## Data shown
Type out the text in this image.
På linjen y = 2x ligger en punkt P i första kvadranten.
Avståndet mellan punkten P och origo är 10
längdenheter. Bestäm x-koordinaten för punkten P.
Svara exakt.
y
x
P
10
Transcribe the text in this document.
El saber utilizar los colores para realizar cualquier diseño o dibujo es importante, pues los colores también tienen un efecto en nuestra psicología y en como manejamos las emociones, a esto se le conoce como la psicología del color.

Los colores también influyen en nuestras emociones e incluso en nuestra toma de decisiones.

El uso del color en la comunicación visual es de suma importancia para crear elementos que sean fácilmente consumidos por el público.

## Requirement
Write the listing out again, exactly as shown above.

## Complete response
Type out the text in this image.
På linjen y = 2x ligger en punkt P i första kvadranten.
Avståndet mellan punkten P och origo är 10
längdenheter. Bestäm x-koordinaten för punkten P.
Svara exakt.
y
x
P
10
Transcribe the text in this document.
El saber utilizar los colores para realizar cualquier diseño o dibujo es importante, pues los colores también tienen un efecto en nuestra psicología y en como manejamos las emociones, a esto se le conoce como la psicología del color.

Los colores también influyen en nuestras emociones e incluso en nuestra toma de decisiones.

El uso del color en la comunicación visual es de suma importancia para crear elementos que sean fácilmente consumidos por el público.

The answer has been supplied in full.